:: Source ::
Building a house in Portugal is over. We are moving to Australia for good.

In those first few months in Sydney, I was consumed with regret and failure. Yes, failure. That same illusion Grand Designs plays upon. I suppose it was some sort of grief, for Portugal, for my health and for the dream of building a house. It was all nice and hopeless in my dark hole until I read an article about Bryan Smith, a National Geographic adventurer who says “If you don’t fail every once in a while, you’re probably not pushing yourself hard enough to try different things.”  So there.

The idea of Portugal being just another adventure settled on me, and no, it didn’t turn out the way I wanted it to, but it has been an adventure nonetheless. Now I’m more resigned to put it in the box of many mad journeys I’ve been on. It was like a long safari in Egypt. A love affair with someone who doesn’t speak your language. It was like making a film. Like a cliff-edge taxi ride in Morocco. A great swim between the heads of Bondi at three in the morning. It was a test and it changed me.

:: Data entries ::

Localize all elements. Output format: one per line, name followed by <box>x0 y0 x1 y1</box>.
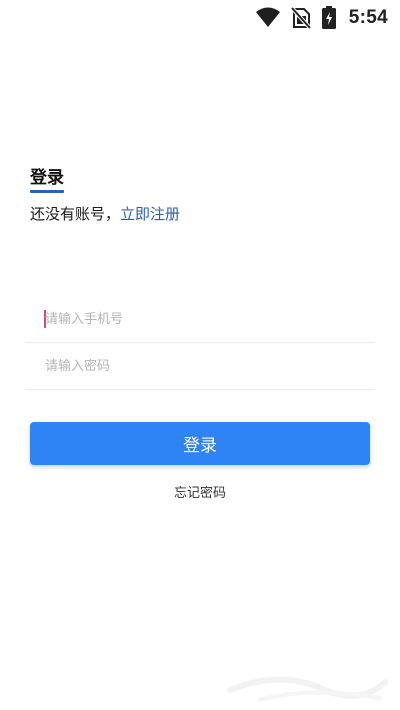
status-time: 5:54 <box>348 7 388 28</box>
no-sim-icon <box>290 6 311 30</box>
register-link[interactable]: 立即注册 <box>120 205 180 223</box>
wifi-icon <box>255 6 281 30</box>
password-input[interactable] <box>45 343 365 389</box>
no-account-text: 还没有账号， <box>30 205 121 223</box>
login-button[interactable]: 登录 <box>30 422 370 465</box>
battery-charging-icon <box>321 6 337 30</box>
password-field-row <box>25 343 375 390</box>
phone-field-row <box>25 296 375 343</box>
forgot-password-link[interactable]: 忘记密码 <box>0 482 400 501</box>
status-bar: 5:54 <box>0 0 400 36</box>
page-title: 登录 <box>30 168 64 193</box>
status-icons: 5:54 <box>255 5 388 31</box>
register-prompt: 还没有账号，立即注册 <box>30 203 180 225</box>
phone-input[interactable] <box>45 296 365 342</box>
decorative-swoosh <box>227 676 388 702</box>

--

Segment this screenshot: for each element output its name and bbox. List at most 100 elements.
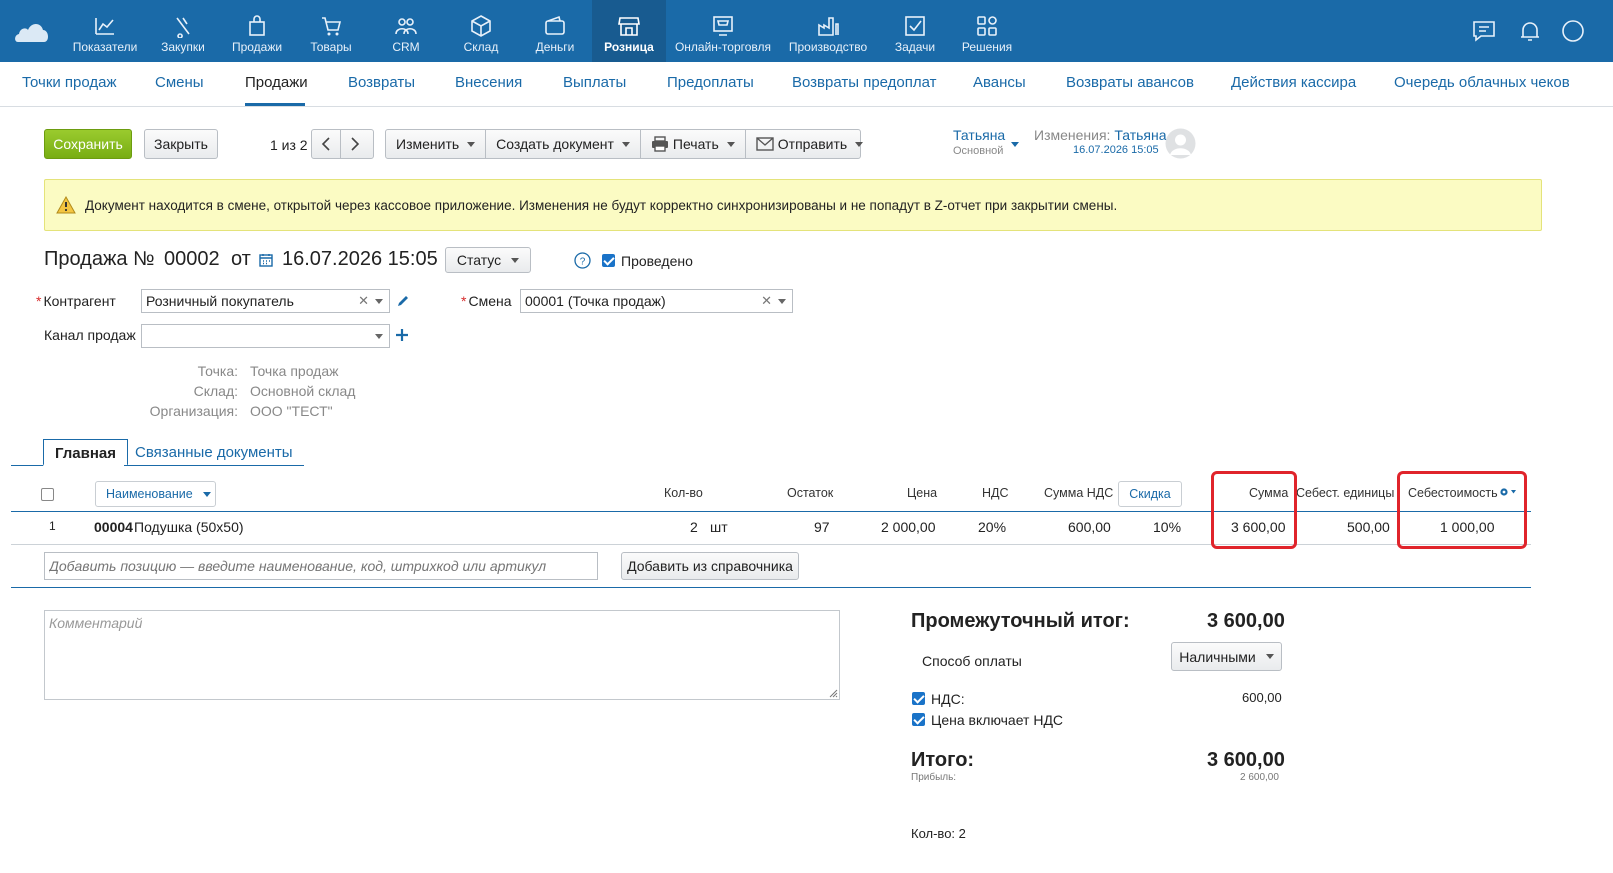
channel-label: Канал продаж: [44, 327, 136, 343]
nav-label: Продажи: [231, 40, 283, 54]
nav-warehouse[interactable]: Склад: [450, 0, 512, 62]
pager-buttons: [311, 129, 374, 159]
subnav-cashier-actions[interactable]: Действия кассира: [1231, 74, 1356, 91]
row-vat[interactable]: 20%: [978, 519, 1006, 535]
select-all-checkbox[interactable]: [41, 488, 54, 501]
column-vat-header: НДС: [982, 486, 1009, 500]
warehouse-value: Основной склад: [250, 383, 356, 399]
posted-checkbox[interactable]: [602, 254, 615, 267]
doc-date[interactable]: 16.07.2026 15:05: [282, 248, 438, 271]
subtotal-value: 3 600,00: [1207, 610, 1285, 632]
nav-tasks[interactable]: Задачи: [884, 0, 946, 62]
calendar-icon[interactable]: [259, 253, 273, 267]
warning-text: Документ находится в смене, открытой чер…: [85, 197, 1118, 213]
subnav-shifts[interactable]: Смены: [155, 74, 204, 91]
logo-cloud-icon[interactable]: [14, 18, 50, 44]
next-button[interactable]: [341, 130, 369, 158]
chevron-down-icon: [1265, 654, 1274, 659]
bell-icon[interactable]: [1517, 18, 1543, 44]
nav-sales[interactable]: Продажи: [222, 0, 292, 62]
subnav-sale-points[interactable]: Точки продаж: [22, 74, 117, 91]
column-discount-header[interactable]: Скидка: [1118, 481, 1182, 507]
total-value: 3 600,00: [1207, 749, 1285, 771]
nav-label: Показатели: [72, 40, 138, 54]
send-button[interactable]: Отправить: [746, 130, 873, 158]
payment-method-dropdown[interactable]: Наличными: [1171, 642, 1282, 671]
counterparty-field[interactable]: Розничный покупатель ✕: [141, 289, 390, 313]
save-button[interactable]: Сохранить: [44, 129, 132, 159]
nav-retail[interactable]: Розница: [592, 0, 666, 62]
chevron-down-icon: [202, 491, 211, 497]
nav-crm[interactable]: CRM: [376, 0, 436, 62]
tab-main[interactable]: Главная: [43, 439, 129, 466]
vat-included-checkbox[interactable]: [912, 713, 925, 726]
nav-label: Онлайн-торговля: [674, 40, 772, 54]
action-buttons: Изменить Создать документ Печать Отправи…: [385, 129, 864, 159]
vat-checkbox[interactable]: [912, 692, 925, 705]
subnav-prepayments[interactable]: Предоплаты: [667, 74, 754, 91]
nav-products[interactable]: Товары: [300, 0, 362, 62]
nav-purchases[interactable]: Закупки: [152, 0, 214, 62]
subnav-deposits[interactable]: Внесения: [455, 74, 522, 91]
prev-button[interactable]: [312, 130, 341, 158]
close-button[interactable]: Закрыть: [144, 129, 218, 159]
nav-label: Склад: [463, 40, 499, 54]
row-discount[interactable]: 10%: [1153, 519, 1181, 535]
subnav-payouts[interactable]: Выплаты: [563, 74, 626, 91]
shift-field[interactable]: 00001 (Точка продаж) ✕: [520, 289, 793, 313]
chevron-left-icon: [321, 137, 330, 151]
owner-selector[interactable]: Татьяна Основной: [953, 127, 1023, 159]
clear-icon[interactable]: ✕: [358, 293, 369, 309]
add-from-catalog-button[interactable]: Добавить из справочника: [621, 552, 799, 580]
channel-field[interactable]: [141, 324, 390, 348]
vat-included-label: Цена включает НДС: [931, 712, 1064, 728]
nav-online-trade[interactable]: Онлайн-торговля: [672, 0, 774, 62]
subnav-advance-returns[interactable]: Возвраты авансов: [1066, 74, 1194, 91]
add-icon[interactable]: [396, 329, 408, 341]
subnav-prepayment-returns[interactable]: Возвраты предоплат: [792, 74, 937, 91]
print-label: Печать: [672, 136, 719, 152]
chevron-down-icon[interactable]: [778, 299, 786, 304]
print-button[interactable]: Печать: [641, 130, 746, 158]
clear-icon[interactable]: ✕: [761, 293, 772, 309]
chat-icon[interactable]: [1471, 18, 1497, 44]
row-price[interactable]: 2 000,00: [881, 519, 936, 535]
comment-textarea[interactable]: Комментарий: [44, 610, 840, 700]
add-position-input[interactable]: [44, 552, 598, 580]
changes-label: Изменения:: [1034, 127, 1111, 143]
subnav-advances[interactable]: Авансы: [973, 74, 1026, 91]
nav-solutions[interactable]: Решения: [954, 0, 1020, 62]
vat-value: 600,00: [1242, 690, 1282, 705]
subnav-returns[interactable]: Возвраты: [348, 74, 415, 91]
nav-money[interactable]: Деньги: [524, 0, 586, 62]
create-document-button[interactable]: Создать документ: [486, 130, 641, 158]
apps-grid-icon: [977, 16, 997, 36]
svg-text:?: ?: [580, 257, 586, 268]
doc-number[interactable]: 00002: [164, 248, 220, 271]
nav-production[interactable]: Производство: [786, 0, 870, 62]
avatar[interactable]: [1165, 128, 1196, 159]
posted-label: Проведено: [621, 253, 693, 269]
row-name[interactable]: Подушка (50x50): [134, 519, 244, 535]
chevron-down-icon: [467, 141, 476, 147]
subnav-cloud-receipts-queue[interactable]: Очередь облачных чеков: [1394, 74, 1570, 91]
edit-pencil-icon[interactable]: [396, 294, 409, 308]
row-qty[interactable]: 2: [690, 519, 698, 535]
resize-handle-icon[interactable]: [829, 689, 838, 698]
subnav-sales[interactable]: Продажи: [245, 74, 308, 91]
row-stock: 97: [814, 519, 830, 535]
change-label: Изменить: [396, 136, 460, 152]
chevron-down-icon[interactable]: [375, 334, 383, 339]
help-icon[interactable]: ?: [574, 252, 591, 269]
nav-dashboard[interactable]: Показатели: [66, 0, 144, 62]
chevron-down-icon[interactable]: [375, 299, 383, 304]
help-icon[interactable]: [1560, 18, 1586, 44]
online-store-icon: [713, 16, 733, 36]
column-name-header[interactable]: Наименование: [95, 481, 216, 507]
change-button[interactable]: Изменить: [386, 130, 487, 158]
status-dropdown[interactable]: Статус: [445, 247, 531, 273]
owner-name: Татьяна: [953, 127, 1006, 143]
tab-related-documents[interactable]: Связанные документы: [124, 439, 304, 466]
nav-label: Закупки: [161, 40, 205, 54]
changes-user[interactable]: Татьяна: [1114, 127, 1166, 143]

---

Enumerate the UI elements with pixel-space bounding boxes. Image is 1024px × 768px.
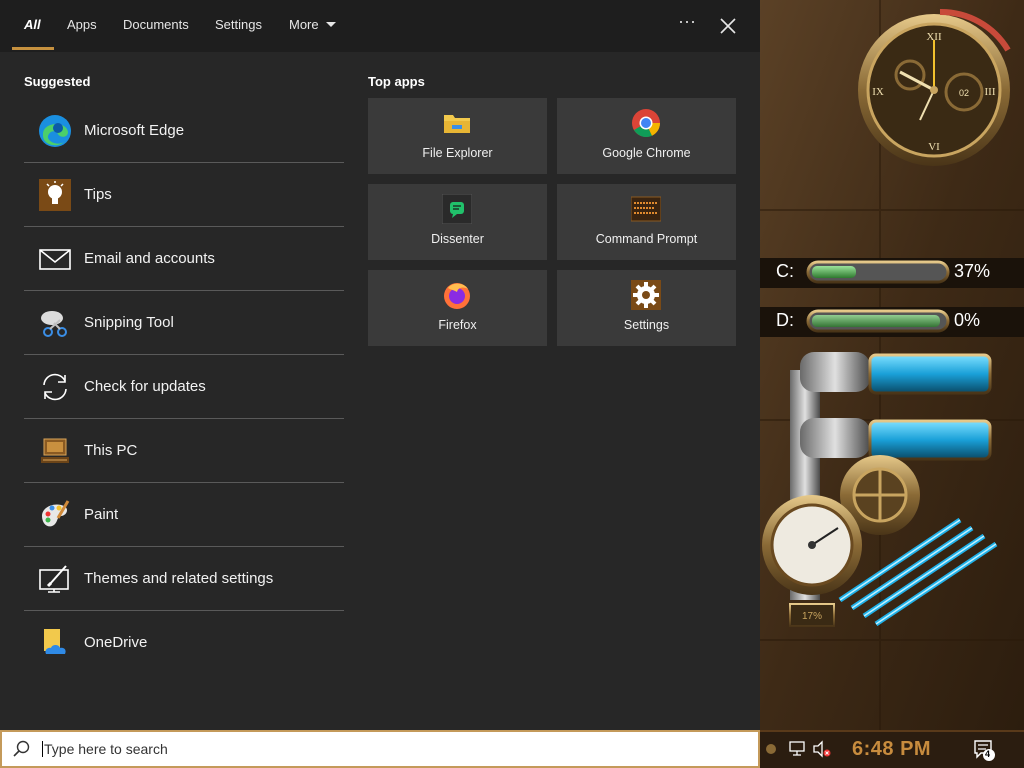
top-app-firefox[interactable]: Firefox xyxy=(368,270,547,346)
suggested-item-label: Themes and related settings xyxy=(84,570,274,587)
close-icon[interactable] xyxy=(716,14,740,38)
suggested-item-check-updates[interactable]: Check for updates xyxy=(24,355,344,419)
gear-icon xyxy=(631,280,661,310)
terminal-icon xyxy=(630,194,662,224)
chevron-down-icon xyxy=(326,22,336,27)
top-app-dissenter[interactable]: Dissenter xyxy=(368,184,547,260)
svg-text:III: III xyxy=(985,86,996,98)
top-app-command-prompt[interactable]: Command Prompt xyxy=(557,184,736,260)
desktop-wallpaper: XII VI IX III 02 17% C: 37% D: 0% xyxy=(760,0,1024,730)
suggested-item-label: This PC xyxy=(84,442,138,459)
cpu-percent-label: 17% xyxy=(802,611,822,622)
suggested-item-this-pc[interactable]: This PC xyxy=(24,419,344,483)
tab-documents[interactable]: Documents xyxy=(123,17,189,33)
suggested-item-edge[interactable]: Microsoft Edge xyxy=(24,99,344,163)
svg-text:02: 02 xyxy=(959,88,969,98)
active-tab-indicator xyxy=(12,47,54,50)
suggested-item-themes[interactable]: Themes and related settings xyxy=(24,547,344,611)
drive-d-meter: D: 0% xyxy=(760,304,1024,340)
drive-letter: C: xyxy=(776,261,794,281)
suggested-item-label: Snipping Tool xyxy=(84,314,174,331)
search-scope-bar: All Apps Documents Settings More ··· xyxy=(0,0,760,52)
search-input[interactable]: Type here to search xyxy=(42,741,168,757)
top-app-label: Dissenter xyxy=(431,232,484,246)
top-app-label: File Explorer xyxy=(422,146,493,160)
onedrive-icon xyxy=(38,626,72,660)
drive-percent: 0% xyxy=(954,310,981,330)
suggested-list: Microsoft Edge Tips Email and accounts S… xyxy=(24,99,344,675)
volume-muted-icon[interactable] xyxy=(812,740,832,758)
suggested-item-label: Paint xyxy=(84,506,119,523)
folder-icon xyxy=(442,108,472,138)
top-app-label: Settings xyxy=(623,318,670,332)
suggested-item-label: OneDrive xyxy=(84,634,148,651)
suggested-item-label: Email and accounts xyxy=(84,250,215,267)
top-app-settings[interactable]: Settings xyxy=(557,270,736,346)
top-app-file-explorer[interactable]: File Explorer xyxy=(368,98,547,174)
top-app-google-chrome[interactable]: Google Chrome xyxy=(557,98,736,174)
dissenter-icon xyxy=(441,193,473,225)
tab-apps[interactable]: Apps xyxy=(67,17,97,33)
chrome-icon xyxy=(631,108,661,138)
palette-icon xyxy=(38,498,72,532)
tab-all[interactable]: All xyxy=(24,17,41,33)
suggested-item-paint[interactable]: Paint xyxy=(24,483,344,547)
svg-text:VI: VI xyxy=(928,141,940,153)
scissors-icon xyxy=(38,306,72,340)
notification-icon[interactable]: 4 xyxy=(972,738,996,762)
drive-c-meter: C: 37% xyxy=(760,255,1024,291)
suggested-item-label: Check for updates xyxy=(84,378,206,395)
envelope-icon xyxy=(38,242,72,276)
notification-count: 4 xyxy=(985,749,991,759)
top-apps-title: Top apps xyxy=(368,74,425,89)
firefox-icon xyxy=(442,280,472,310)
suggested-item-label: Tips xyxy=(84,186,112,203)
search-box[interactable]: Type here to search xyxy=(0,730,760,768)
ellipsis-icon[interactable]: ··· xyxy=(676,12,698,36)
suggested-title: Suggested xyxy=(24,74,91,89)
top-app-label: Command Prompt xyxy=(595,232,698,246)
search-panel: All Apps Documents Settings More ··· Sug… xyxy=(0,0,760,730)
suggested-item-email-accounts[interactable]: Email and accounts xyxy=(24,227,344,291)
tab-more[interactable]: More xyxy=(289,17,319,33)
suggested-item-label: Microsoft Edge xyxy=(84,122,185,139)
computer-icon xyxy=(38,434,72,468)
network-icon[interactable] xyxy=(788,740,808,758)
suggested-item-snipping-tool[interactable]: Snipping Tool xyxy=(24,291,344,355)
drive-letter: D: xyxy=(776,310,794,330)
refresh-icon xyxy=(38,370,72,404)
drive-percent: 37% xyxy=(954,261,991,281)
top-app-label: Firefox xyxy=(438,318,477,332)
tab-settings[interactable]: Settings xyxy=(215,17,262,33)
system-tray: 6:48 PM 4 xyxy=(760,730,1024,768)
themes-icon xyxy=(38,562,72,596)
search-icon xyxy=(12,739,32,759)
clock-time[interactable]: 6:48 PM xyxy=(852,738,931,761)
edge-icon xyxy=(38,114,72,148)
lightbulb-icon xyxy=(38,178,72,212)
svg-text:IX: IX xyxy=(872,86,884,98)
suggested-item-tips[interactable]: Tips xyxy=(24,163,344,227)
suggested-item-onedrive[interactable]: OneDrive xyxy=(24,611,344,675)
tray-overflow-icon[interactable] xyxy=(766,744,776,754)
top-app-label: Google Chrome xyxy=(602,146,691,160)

:: Problems to solve ::
a. Print the part of the essay about leaving Portugal that runs from "The idea of" up to and including "it changed me.".
b. Answer these from the essay about leaving Portugal:
(i) In which city did the writer spend those first few months?
(ii) How does the essay describe Bryan Smith?
(iii) In which country was the cliff-edge taxi ride?

:: Solutions for each task ::
a.
The idea of Portugal being just another adventure settled on me, and no, it didn’t turn out the way I wanted it to, but it has been an adventure nonetheless. Now I’m more resigned to put it in the box of many mad journeys I’ve been on. It was like a long safari in Egypt. A love affair with someone who doesn’t speak your language. It was like making a film. Like a cliff-edge taxi ride in Morocco. A great swim between the heads of Bondi at three in the morning. It was a test and it changed me.

b.
(i) Sydney
(ii) A National Geographic adventurer
(iii) Morocco